AIM OF THE TASK: Leave out the pictures and transcribe everything else exactly.

[Start]

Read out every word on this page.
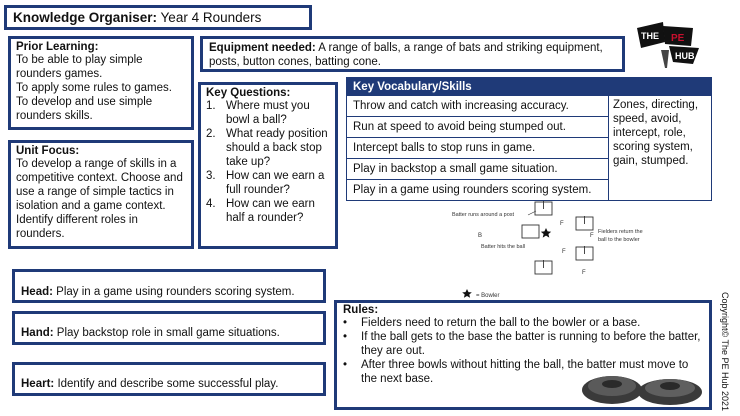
Knowledge Organiser: Year 4 Rounders
Prior Learning:
To be able to play simple rounders games.
To apply some rules to games.
To develop and use simple rounders skills.
Unit Focus:
To develop a range of skills in a competitive context. Choose and use a range of simple tactics in isolation and a game context. Identify different roles in rounders.
Equipment needed: A range of balls, a range of bats and striking equipment, posts, button cones, batting cone.
Key Questions:
1. Where must you bowl a ball?
2. What ready position should a back stop take up?
3. How can we earn a full rounder?
4. How can we earn half a rounder?
Key Vocabulary/Skills
Throw and catch with increasing accuracy.
Run at speed to avoid being stumped out.
Intercept balls to stop runs in game.
Play in backstop a small game situation.
Play in a game using rounders scoring system.
Zones, directing, speed, avoid, intercept, role, scoring system, gain, stumped.
THE PE
HUB
Batter runs around a post
F
Fielders return the
ball to the bowler
F
B
Batter hits the ball
F
F
= Bowler
Head: Play in a game using rounders scoring system.
Hand: Play backstop role in small game situations.
Heart: Identify and describe some successful play.
Rules:
•	Fielders need to return the ball to the bowler or a base.
•	If the ball gets to the base the batter is running to before the batter, they are out.
•	After three bowls without hitting the ball, the batter must move to the next base.	Copyright© The PE Hub 2021
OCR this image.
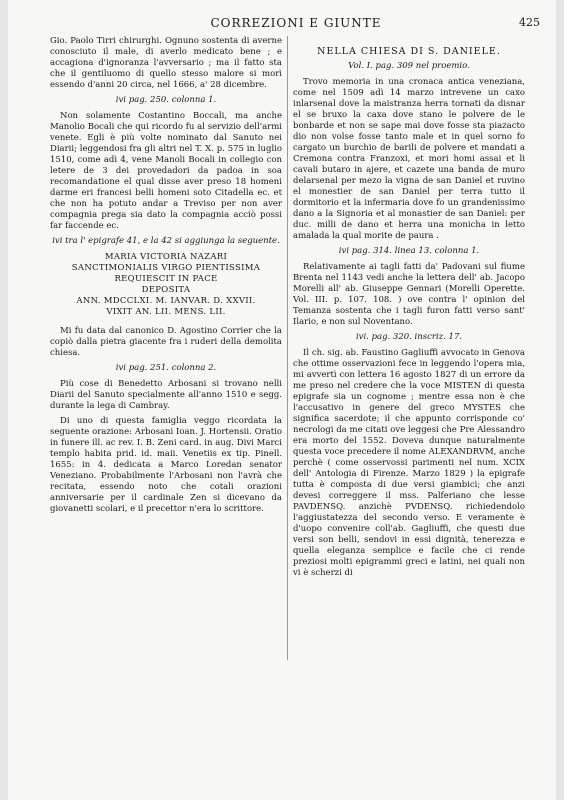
CORREZIONI E GIUNTE	425

Gio. Paolo Tirri chirurghi. Ognuno sostenta di averne conosciuto il male, di averlo medicato bene ; e accagiona d'ignoranza l'avversario ; ma il fatto sta che il gentiluomo di quello stesso malore si morì essendo d'anni 20 circa, nel 1666, a' 28 dicembre.

ivi pag. 250. colonna 1.

Non solamente Costantino Boccali, ma anche Manolio Bocali che qui ricordo fu al servizio dell'armi venete. Egli è più volte nominato dal Sanuto nei Diarii; leggendosi fra gli altri nel T. X. p. 575 in luglio 1510, come adì 4, vene Manoli Bocali in collegio con letere de 3 dei provedadori da padoa in soa recomandatione el qual disse aver preso 18 homeni darme eri francesi belli homeni soto Citadella ec. et che non ha potuto andar a Treviso per non aver compagnia prega sia dato la compagnia acciò possi far faccende ec.

ivi tra l' epigrafe 41, e la 42 si aggiunga la seguente.
MARIA VICTORIA NAZARI
SANCTIMONIALIS VIRGO PIENTISSIMA
REQUIESCIT IN PACE
DEPOSITA
ANN. MDCCLXI. M. IANVAR. D. XXVII.
VIXIT AN. LII. MENS. LII.

Mi fu data dal canonico D. Agostino Corrier che la copiò dalla pietra giacente fra i ruderi della demolita chiesa.

ivi pag. 251. colonna 2.

Più cose di Benedetto Arbosani si trovano nelli Diarii del Sanuto specialmente all'anno 1510 e segg. durante la lega di Cambray.

Di uno di questa famiglia veggo ricordata la seguente orazione: Arbosani Ioan. J. Hortensii. Oratio in funere ill. ac rev. I. B. Zeni card. in aug. Divi Marci templo habita prid. id. maii. Venetiis ex tip. Pinell. 1655: in 4. dedicata a Marco Loredan senator Veneziano. Probabilmente l'Arbosani non l'avrà che recitata, essendo noto che cotali orazioni anniversarie per il cardinale Zen si dicevano da giovanetti scolari, e il precettor n'era lo scrittore.

NELLA CHIESA DI S. DANIELE.
Vol. I. pag. 309 nel proemio.

Trovo memoria in una cronaca antica veneziana, come nel 1509 adì 14 marzo intrevene un caxo inlarsenal dove la maistranza herra tornati da disnar el se bruxo la caxa dove stano le polvere de le bonbarde et non se sape mai dove fosse sta piazacto dio non volse fosse tanto male et in quel sorno fo cargato un burchio de barili de polvere et mandati a Cremona contra Franzoxi, et mori homi assai et li cavali butaro in ajere, et cazete una banda de muro delarsenal per mezo la vigna de san Daniel et ruvino el monestier de san Daniel per terra tutto il dormitorio et la infermaria dove fo un grandenissimo dano a la Signoria et al monastier de san Daniel: per duc. milli de dano et herra una monicha in letto amalada la qual morite de paura .

ivi pag. 314. linea 13. colonna 1.

Relativamente ai tagli fatti da' Padovani sul fiume Brenta nel 1143 vedi anche la lettera dell' ab. Jacopo Morelli all' ab. Giuseppe Gennari (Morelli Operette. Vol. III. p. 107. 108. ) ove contra l' opinion del Temanza sostenta che i tagli furon fatti verso sant' Ilario, e non sul Noventano.

ivi. pag. 320. inscriz. 17.

Il ch. sig. ab. Faustino Gagliuffi avvocato in Genova che ottime osservazioni fece in leggendo l'opera mia, mi avvertì con lettera 16 agosto 1827 di un errore da me preso nel credere che la voce MISTEN di questa epigrafe sia un cognome ; mentre essa non è che l'accusativo in genere del greco MYSTES che significa sacerdote; il che appunto corrisponde co' necrologi da me citati ove leggesi che Pre Alessandro era morto del 1552. Doveva dunque naturalmente questa voce precedere il nome ALEXANDRVM, anche perchè ( come osservossi parimenti nel num. XCIX dell' Antologia di Firenze. Marzo 1829 ) la epigrafe tutta è composta di due versi giambici; che anzi devesi correggere il mss. Palferiano che lesse PAVDENSQ. anzichè PVDENSQ. richiedendolo l'aggiustatezza del secondo verso. E veramente è d'uopo convenire coll'ab. Gagliuffi, che questi due versi son belli, sendovi in essi dignità, tenerezza e quella eleganza semplice e facile che ci rende preziosi molti epigrammi greci e latini, nei quali non vi è scherzi di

[End]

RESPONSE TO THE EXERCISE:
Read out every word on this page.
Knowledge Organiser: Year 4 Rounders
Prior Learning:
To be able to play simple rounders games.
To apply some rules to games.
To develop and use simple rounders skills.
Unit Focus:
To develop a range of skills in a competitive context. Choose and use a range of simple tactics in isolation and a game context. Identify different roles in rounders.
Equipment needed: A range of balls, a range of bats and striking equipment, posts, button cones, batting cone.
Key Questions:
1. Where must you bowl a ball?
2. What ready position should a back stop take up?
3. How can we earn a full rounder?
4. How can we earn half a rounder?
Key Vocabulary/Skills
Throw and catch with increasing accuracy.
Run at speed to avoid being stumped out.
Intercept balls to stop runs in game.
Play in backstop a small game situation.
Play in a game using rounders scoring system.
Zones, directing, speed, avoid, intercept, role, scoring system, gain, stumped.
THE PE
HUB
Batter runs around a post
F
Fielders return the
ball to the bowler
F
B
Batter hits the ball
F
F
= Bowler
Head: Play in a game using rounders scoring system.
Hand: Play backstop role in small game situations.
Heart: Identify and describe some successful play.
Rules:
•	Fielders need to return the ball to the bowler or a base.
•	If the ball gets to the base the batter is running to before the batter, they are out.
•	After three bowls without hitting the ball, the batter must move to the next base.	Copyright© The PE Hub 2021
OCR this image.
CORREZIONI E GIUNTE	425

Gio. Paolo Tirri chirurghi. Ognuno sostenta di averne conosciuto il male, di averlo medicato bene ; e accagiona d'ignoranza l'avversario ; ma il fatto sta che il gentiluomo di quello stesso malore si morì essendo d'anni 20 circa, nel 1666, a' 28 dicembre.

ivi pag. 250. colonna 1.

Non solamente Costantino Boccali, ma anche Manolio Bocali che qui ricordo fu al servizio dell'armi venete. Egli è più volte nominato dal Sanuto nei Diarii; leggendosi fra gli altri nel T. X. p. 575 in luglio 1510, come adì 4, vene Manoli Bocali in collegio con letere de 3 dei provedadori da padoa in soa recomandatione el qual disse aver preso 18 homeni darme eri francesi belli homeni soto Citadella ec. et che non ha potuto andar a Treviso per non aver compagnia prega sia dato la compagnia acciò possi far faccende ec.

ivi tra l' epigrafe 41, e la 42 si aggiunga la seguente.
MARIA VICTORIA NAZARI
SANCTIMONIALIS VIRGO PIENTISSIMA
REQUIESCIT IN PACE
DEPOSITA
ANN. MDCCLXI. M. IANVAR. D. XXVII.
VIXIT AN. LII. MENS. LII.

Mi fu data dal canonico D. Agostino Corrier che la copiò dalla pietra giacente fra i ruderi della demolita chiesa.

ivi pag. 251. colonna 2.

Più cose di Benedetto Arbosani si trovano nelli Diarii del Sanuto specialmente all'anno 1510 e segg. durante la lega di Cambray.

Di uno di questa famiglia veggo ricordata la seguente orazione: Arbosani Ioan. J. Hortensii. Oratio in funere ill. ac rev. I. B. Zeni card. in aug. Divi Marci templo habita prid. id. maii. Venetiis ex tip. Pinell. 1655: in 4. dedicata a Marco Loredan senator Veneziano. Probabilmente l'Arbosani non l'avrà che recitata, essendo noto che cotali orazioni anniversarie per il cardinale Zen si dicevano da giovanetti scolari, e il precettor n'era lo scrittore.

NELLA CHIESA DI S. DANIELE.
Vol. I. pag. 309 nel proemio.

Trovo memoria in una cronaca antica veneziana, come nel 1509 adì 14 marzo intrevene un caxo inlarsenal dove la maistranza herra tornati da disnar el se bruxo la caxa dove stano le polvere de le bonbarde et non se sape mai dove fosse sta piazacto dio non volse fosse tanto male et in quel sorno fo cargato un burchio de barili de polvere et mandati a Cremona contra Franzoxi, et mori homi assai et li cavali butaro in ajere, et cazete una banda de muro delarsenal per mezo la vigna de san Daniel et ruvino el monestier de san Daniel per terra tutto il dormitorio et la infermaria dove fo un grandenissimo dano a la Signoria et al monastier de san Daniel: per duc. milli de dano et herra una monicha in letto amalada la qual morite de paura .

ivi pag. 314. linea 13. colonna 1.

Relativamente ai tagli fatti da' Padovani sul fiume Brenta nel 1143 vedi anche la lettera dell' ab. Jacopo Morelli all' ab. Giuseppe Gennari (Morelli Operette. Vol. III. p. 107. 108. ) ove contra l' opinion del Temanza sostenta che i tagli furon fatti verso sant' Ilario, e non sul Noventano.

ivi. pag. 320. inscriz. 17.

Il ch. sig. ab. Faustino Gagliuffi avvocato in Genova che ottime osservazioni fece in leggendo l'opera mia, mi avvertì con lettera 16 agosto 1827 di un errore da me preso nel credere che la voce MISTEN di questa epigrafe sia un cognome ; mentre essa non è che l'accusativo in genere del greco MYSTES che significa sacerdote; il che appunto corrisponde co' necrologi da me citati ove leggesi che Pre Alessandro era morto del 1552. Doveva dunque naturalmente questa voce precedere il nome ALEXANDRVM, anche perchè ( come osservossi parimenti nel num. XCIX dell' Antologia di Firenze. Marzo 1829 ) la epigrafe tutta è composta di due versi giambici; che anzi devesi correggere il mss. Palferiano che lesse PAVDENSQ. anzichè PVDENSQ. richiedendolo l'aggiustatezza del secondo verso. E veramente è d'uopo convenire coll'ab. Gagliuffi, che questi due versi son belli, sendovi in essi dignità, tenerezza e quella eleganza semplice e facile che ci rende preziosi molti epigrammi greci e latini, nei quali non vi è scherzi di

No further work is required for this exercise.